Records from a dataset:
· · · ·
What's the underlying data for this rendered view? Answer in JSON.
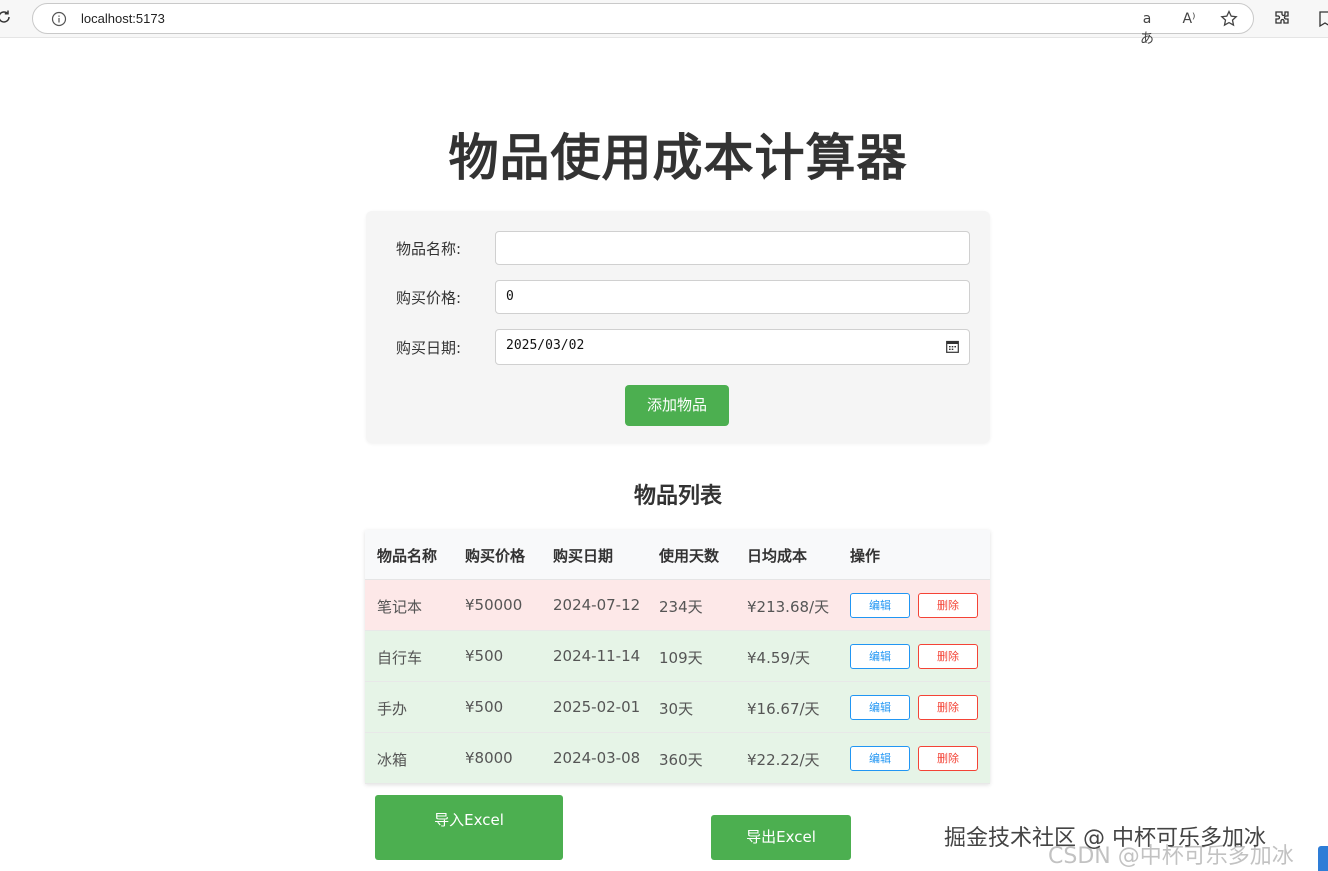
{
  "browser": {
    "url": "localhost:5173"
  },
  "page": {
    "title": "物品使用成本计算器"
  },
  "form": {
    "name_label": "物品名称:",
    "name_value": "",
    "price_label": "购买价格:",
    "price_value": "0",
    "date_label": "购买日期:",
    "date_value": "2025/03/02",
    "add_button": "添加物品"
  },
  "list": {
    "title": "物品列表",
    "columns": [
      "物品名称",
      "购买价格",
      "购买日期",
      "使用天数",
      "日均成本",
      "操作"
    ],
    "rows": [
      {
        "name": "笔记本",
        "price": "¥50000",
        "date": "2024-07-12",
        "days": "234天",
        "daily": "¥213.68/天",
        "edit": "编辑",
        "delete": "删除",
        "highlight": "#fde8e8"
      },
      {
        "name": "自行车",
        "price": "¥500",
        "date": "2024-11-14",
        "days": "109天",
        "daily": "¥4.59/天",
        "edit": "编辑",
        "delete": "删除",
        "highlight": "#e6f4e7"
      },
      {
        "name": "手办",
        "price": "¥500",
        "date": "2025-02-01",
        "days": "30天",
        "daily": "¥16.67/天",
        "edit": "编辑",
        "delete": "删除",
        "highlight": "#e6f4e7"
      },
      {
        "name": "冰箱",
        "price": "¥8000",
        "date": "2024-03-08",
        "days": "360天",
        "daily": "¥22.22/天",
        "edit": "编辑",
        "delete": "删除",
        "highlight": "#e6f4e7"
      }
    ]
  },
  "actions": {
    "import": "导入Excel",
    "export": "导出Excel"
  },
  "watermark": {
    "line1": "掘金技术社区 @ 中杯可乐多加冰",
    "line2": "CSDN @中杯可乐多加冰"
  },
  "colors": {
    "primary": "#4caf50",
    "edit": "#2196f3",
    "delete": "#f44336"
  },
  "icons": {
    "reload": "reload-icon",
    "info": "info-icon",
    "translate": "translate-icon",
    "read_aloud": "read-aloud-icon",
    "favorite": "star-icon",
    "extensions": "puzzle-icon",
    "calendar": "calendar-icon"
  }
}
· · · ·
● Instructions to follow: Your task is to return the entries above exactly, with no pictures.

● Solution for this problem:
What's the underlying data for this rendered view? Answer in JSON.
{
  "browser": {
    "url": "localhost:5173"
  },
  "page": {
    "title": "物品使用成本计算器"
  },
  "form": {
    "name_label": "物品名称:",
    "name_value": "",
    "price_label": "购买价格:",
    "price_value": "0",
    "date_label": "购买日期:",
    "date_value": "2025/03/02",
    "add_button": "添加物品"
  },
  "list": {
    "title": "物品列表",
    "columns": [
      "物品名称",
      "购买价格",
      "购买日期",
      "使用天数",
      "日均成本",
      "操作"
    ],
    "rows": [
      {
        "name": "笔记本",
        "price": "¥50000",
        "date": "2024-07-12",
        "days": "234天",
        "daily": "¥213.68/天",
        "edit": "编辑",
        "delete": "删除",
        "highlight": "#fde8e8"
      },
      {
        "name": "自行车",
        "price": "¥500",
        "date": "2024-11-14",
        "days": "109天",
        "daily": "¥4.59/天",
        "edit": "编辑",
        "delete": "删除",
        "highlight": "#e6f4e7"
      },
      {
        "name": "手办",
        "price": "¥500",
        "date": "2025-02-01",
        "days": "30天",
        "daily": "¥16.67/天",
        "edit": "编辑",
        "delete": "删除",
        "highlight": "#e6f4e7"
      },
      {
        "name": "冰箱",
        "price": "¥8000",
        "date": "2024-03-08",
        "days": "360天",
        "daily": "¥22.22/天",
        "edit": "编辑",
        "delete": "删除",
        "highlight": "#e6f4e7"
      }
    ]
  },
  "actions": {
    "import": "导入Excel",
    "export": "导出Excel"
  },
  "watermark": {
    "line1": "掘金技术社区 @ 中杯可乐多加冰",
    "line2": "CSDN @中杯可乐多加冰"
  },
  "colors": {
    "primary": "#4caf50",
    "edit": "#2196f3",
    "delete": "#f44336"
  },
  "icons": {
    "reload": "reload-icon",
    "info": "info-icon",
    "translate": "translate-icon",
    "read_aloud": "read-aloud-icon",
    "favorite": "star-icon",
    "extensions": "puzzle-icon",
    "calendar": "calendar-icon"
  }
}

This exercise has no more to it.